* _WHAT YOU HAVE TO DO_
Select each line of the material below that contains the string "header", and copy those lines out unchanged.

* _EXERCISE MATERIAL_
+++

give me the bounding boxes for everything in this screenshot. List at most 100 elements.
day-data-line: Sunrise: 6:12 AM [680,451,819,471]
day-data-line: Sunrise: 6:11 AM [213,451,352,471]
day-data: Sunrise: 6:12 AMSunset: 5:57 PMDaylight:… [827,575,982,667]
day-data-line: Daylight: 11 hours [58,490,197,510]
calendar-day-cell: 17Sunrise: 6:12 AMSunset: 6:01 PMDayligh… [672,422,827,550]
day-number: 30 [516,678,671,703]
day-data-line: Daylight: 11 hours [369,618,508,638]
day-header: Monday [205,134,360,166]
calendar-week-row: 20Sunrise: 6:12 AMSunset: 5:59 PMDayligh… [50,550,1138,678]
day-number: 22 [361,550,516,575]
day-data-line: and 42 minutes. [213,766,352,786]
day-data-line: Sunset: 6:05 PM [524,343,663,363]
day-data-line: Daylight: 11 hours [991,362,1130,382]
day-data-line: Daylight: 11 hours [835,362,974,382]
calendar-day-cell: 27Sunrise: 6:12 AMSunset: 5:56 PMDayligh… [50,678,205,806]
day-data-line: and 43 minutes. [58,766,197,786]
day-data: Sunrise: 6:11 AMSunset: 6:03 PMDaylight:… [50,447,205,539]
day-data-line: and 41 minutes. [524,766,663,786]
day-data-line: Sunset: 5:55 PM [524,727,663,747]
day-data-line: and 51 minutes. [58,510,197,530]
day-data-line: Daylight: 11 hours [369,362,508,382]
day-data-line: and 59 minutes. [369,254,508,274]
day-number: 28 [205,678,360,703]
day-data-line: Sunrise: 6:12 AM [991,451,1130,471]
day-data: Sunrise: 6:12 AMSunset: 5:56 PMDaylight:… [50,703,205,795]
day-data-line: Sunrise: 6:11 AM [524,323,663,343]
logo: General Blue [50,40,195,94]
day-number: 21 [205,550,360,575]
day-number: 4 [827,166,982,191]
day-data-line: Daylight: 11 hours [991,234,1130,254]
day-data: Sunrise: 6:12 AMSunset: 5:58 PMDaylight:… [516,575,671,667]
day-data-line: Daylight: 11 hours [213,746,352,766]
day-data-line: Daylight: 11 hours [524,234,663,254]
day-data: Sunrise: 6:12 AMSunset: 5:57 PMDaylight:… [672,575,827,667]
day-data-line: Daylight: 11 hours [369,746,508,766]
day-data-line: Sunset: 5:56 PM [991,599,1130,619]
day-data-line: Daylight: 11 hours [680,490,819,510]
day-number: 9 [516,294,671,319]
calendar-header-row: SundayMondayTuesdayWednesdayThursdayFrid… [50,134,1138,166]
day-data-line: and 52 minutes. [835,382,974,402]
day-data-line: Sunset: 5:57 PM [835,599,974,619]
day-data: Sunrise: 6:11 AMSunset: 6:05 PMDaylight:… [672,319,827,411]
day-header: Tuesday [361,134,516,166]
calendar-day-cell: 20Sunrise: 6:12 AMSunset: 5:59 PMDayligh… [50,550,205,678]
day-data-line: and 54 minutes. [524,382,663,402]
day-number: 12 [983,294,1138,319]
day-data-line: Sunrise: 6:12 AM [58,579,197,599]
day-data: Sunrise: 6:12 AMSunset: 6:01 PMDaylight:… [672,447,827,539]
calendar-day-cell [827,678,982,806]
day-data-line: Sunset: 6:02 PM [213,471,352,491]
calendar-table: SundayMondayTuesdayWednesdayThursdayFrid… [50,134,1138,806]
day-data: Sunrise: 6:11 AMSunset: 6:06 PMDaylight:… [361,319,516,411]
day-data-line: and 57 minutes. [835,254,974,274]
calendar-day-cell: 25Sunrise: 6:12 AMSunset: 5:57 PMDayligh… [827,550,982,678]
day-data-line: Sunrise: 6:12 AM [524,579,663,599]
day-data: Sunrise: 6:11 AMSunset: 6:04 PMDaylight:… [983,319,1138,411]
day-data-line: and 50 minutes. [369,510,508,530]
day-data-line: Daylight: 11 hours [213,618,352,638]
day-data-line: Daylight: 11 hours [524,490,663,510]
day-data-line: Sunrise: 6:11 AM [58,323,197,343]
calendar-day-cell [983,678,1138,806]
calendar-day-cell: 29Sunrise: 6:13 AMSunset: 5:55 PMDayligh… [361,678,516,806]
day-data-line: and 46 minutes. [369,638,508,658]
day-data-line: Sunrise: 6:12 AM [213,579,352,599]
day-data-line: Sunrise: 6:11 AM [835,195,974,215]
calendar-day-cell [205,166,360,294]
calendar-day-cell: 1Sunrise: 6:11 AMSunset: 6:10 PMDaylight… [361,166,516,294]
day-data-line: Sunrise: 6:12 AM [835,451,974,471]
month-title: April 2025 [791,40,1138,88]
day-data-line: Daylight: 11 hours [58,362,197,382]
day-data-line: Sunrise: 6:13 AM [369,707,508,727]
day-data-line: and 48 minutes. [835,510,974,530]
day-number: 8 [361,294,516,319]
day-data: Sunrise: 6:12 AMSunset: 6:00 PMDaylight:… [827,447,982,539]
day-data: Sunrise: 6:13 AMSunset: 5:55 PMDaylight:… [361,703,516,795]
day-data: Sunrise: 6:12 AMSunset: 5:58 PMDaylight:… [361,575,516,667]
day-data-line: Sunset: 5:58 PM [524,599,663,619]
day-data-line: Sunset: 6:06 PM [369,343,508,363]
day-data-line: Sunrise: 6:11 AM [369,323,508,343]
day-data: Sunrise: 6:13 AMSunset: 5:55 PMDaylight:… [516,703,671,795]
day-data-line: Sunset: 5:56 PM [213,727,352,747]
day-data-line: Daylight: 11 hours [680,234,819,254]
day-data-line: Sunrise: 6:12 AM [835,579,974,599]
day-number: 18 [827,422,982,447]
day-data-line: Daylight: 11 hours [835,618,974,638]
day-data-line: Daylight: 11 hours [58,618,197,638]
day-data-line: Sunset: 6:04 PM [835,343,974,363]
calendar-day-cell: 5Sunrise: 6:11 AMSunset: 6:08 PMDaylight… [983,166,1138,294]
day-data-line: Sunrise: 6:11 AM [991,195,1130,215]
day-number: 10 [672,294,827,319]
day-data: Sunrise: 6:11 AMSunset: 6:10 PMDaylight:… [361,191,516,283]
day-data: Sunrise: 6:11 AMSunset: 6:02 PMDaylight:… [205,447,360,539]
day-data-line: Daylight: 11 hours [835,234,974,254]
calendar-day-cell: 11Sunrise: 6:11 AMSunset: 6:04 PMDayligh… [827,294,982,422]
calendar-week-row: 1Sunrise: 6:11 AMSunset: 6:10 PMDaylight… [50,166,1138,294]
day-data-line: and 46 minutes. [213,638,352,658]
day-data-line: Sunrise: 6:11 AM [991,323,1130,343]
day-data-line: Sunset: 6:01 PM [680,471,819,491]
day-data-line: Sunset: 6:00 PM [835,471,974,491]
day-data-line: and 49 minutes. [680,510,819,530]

+++

* _TASK SOLUTION_
day-header: Monday [205,134,360,166]
calendar-header-row: SundayMondayTuesdayWednesdayThursdayFrid… [50,134,1138,166]
day-header: Tuesday [361,134,516,166]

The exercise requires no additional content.